→ EXERCISE PROMPT:
Without the pictures, copy the entries below word for word.

→ DATA SHOWN:
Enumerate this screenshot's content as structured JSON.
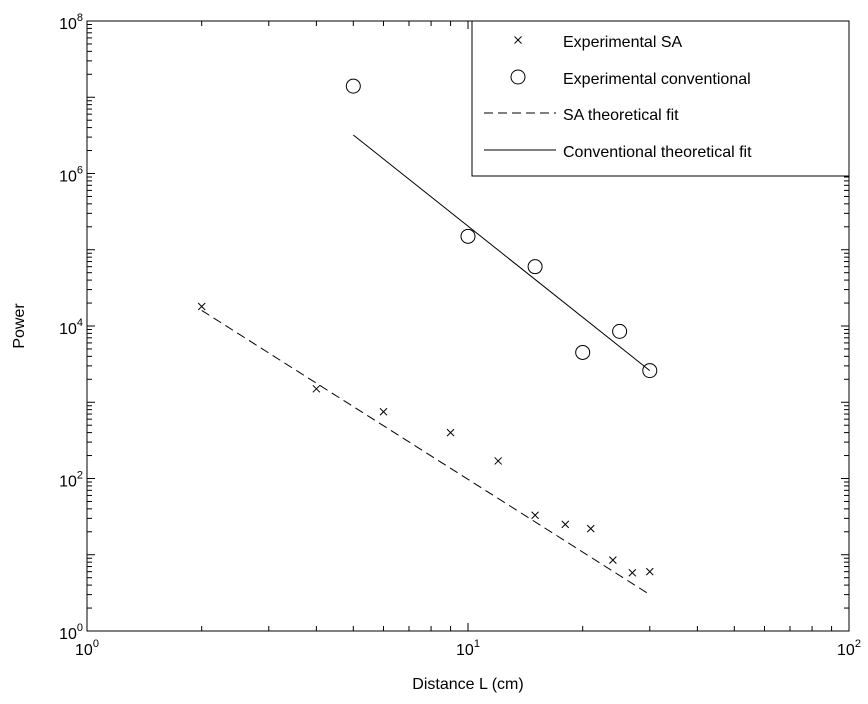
{
  "chart_data": {
    "type": "scatter",
    "xscale": "log",
    "yscale": "log",
    "xlabel": "Distance L (cm)",
    "ylabel": "Power",
    "xlim": [
      1,
      100
    ],
    "ylim": [
      1,
      100000000
    ],
    "x_ticks": [
      {
        "base": "10",
        "exp": "0",
        "value": 1
      },
      {
        "base": "10",
        "exp": "1",
        "value": 10
      },
      {
        "base": "10",
        "exp": "2",
        "value": 100
      }
    ],
    "y_ticks": [
      {
        "base": "10",
        "exp": "0",
        "value": 1
      },
      {
        "base": "10",
        "exp": "2",
        "value": 100
      },
      {
        "base": "10",
        "exp": "4",
        "value": 10000
      },
      {
        "base": "10",
        "exp": "6",
        "value": 1000000
      },
      {
        "base": "10",
        "exp": "8",
        "value": 100000000
      }
    ],
    "grid": false,
    "legend_position": "top-right",
    "series": [
      {
        "name": "Experimental SA",
        "style": "marker-x",
        "color": "#000000",
        "x": [
          2,
          4,
          6,
          9,
          12,
          15,
          18,
          21,
          24,
          27,
          30
        ],
        "y": [
          18000,
          1500,
          750,
          400,
          170,
          33,
          25,
          22,
          8.5,
          5.8,
          6
        ]
      },
      {
        "name": "Experimental conventional",
        "style": "marker-circle",
        "color": "#000000",
        "x": [
          5,
          10,
          15,
          20,
          25,
          30
        ],
        "y": [
          14000000,
          150000,
          60000,
          4500,
          8500,
          2600
        ]
      },
      {
        "name": "SA theoretical fit",
        "style": "dashed",
        "color": "#000000",
        "x": [
          2,
          30
        ],
        "y": [
          16000,
          3
        ]
      },
      {
        "name": "Conventional theoretical fit",
        "style": "solid",
        "color": "#000000",
        "x": [
          5,
          30
        ],
        "y": [
          3200000,
          2600
        ]
      }
    ]
  }
}
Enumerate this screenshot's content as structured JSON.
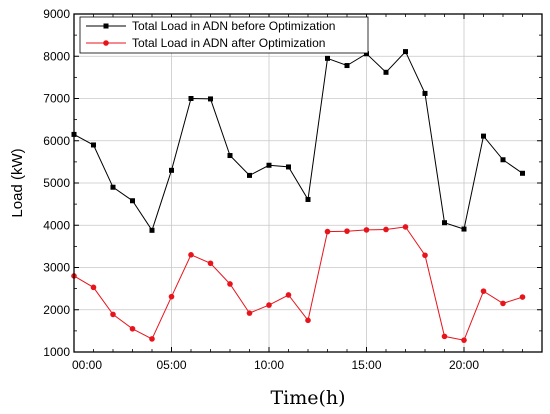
{
  "chart_data": {
    "type": "line",
    "xlabel": "Time(h)",
    "ylabel": "Load (kW)",
    "xlim": [
      0,
      24
    ],
    "ylim": [
      1000,
      9000
    ],
    "x_ticks": [
      {
        "value": 0,
        "label": "00:00"
      },
      {
        "value": 5,
        "label": "05:00"
      },
      {
        "value": 10,
        "label": "10:00"
      },
      {
        "value": 15,
        "label": "15:00"
      },
      {
        "value": 20,
        "label": "20:00"
      }
    ],
    "y_ticks": [
      1000,
      2000,
      3000,
      4000,
      5000,
      6000,
      7000,
      8000,
      9000
    ],
    "grid": true,
    "legend_position": "top-left",
    "x": [
      0,
      1,
      2,
      3,
      4,
      5,
      6,
      7,
      8,
      9,
      10,
      11,
      12,
      13,
      14,
      15,
      16,
      17,
      18,
      19,
      20,
      21,
      22,
      23
    ],
    "series": [
      {
        "name": "Total Load in ADN before Optimization",
        "color": "#000000",
        "marker": "square",
        "values": [
          6150,
          5900,
          4900,
          4580,
          3880,
          5300,
          7000,
          6990,
          5650,
          5180,
          5420,
          5380,
          4610,
          7950,
          7780,
          8060,
          7620,
          8110,
          7120,
          4060,
          3910,
          6110,
          5550,
          5230
        ]
      },
      {
        "name": "Total Load in ADN after Optimization",
        "color": "#e8141c",
        "marker": "circle",
        "values": [
          2800,
          2530,
          1890,
          1550,
          1310,
          2310,
          3300,
          3100,
          2610,
          1920,
          2110,
          2350,
          1750,
          3850,
          3860,
          3890,
          3900,
          3960,
          3290,
          1370,
          1280,
          2440,
          2150,
          2300
        ]
      }
    ]
  }
}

→ SOLVED EXERCISE:
Enumerate this screenshot's content as structured JSON.
{
  "chart_data": {
    "type": "scatter",
    "xscale": "log",
    "yscale": "log",
    "xlabel": "Distance L (cm)",
    "ylabel": "Power",
    "xlim": [
      1,
      100
    ],
    "ylim": [
      1,
      100000000
    ],
    "x_ticks": [
      {
        "base": "10",
        "exp": "0",
        "value": 1
      },
      {
        "base": "10",
        "exp": "1",
        "value": 10
      },
      {
        "base": "10",
        "exp": "2",
        "value": 100
      }
    ],
    "y_ticks": [
      {
        "base": "10",
        "exp": "0",
        "value": 1
      },
      {
        "base": "10",
        "exp": "2",
        "value": 100
      },
      {
        "base": "10",
        "exp": "4",
        "value": 10000
      },
      {
        "base": "10",
        "exp": "6",
        "value": 1000000
      },
      {
        "base": "10",
        "exp": "8",
        "value": 100000000
      }
    ],
    "grid": false,
    "legend_position": "top-right",
    "series": [
      {
        "name": "Experimental SA",
        "style": "marker-x",
        "color": "#000000",
        "x": [
          2,
          4,
          6,
          9,
          12,
          15,
          18,
          21,
          24,
          27,
          30
        ],
        "y": [
          18000,
          1500,
          750,
          400,
          170,
          33,
          25,
          22,
          8.5,
          5.8,
          6
        ]
      },
      {
        "name": "Experimental conventional",
        "style": "marker-circle",
        "color": "#000000",
        "x": [
          5,
          10,
          15,
          20,
          25,
          30
        ],
        "y": [
          14000000,
          150000,
          60000,
          4500,
          8500,
          2600
        ]
      },
      {
        "name": "SA theoretical fit",
        "style": "dashed",
        "color": "#000000",
        "x": [
          2,
          30
        ],
        "y": [
          16000,
          3
        ]
      },
      {
        "name": "Conventional theoretical fit",
        "style": "solid",
        "color": "#000000",
        "x": [
          5,
          30
        ],
        "y": [
          3200000,
          2600
        ]
      }
    ]
  }
}
Enumerate this screenshot's content as structured JSON.
{
  "chart_data": {
    "type": "line",
    "xlabel": "Time(h)",
    "ylabel": "Load (kW)",
    "xlim": [
      0,
      24
    ],
    "ylim": [
      1000,
      9000
    ],
    "x_ticks": [
      {
        "value": 0,
        "label": "00:00"
      },
      {
        "value": 5,
        "label": "05:00"
      },
      {
        "value": 10,
        "label": "10:00"
      },
      {
        "value": 15,
        "label": "15:00"
      },
      {
        "value": 20,
        "label": "20:00"
      }
    ],
    "y_ticks": [
      1000,
      2000,
      3000,
      4000,
      5000,
      6000,
      7000,
      8000,
      9000
    ],
    "grid": true,
    "legend_position": "top-left",
    "x": [
      0,
      1,
      2,
      3,
      4,
      5,
      6,
      7,
      8,
      9,
      10,
      11,
      12,
      13,
      14,
      15,
      16,
      17,
      18,
      19,
      20,
      21,
      22,
      23
    ],
    "series": [
      {
        "name": "Total Load in ADN before Optimization",
        "color": "#000000",
        "marker": "square",
        "values": [
          6150,
          5900,
          4900,
          4580,
          3880,
          5300,
          7000,
          6990,
          5650,
          5180,
          5420,
          5380,
          4610,
          7950,
          7780,
          8060,
          7620,
          8110,
          7120,
          4060,
          3910,
          6110,
          5550,
          5230
        ]
      },
      {
        "name": "Total Load in ADN after Optimization",
        "color": "#e8141c",
        "marker": "circle",
        "values": [
          2800,
          2530,
          1890,
          1550,
          1310,
          2310,
          3300,
          3100,
          2610,
          1920,
          2110,
          2350,
          1750,
          3850,
          3860,
          3890,
          3900,
          3960,
          3290,
          1370,
          1280,
          2440,
          2150,
          2300
        ]
      }
    ]
  }
}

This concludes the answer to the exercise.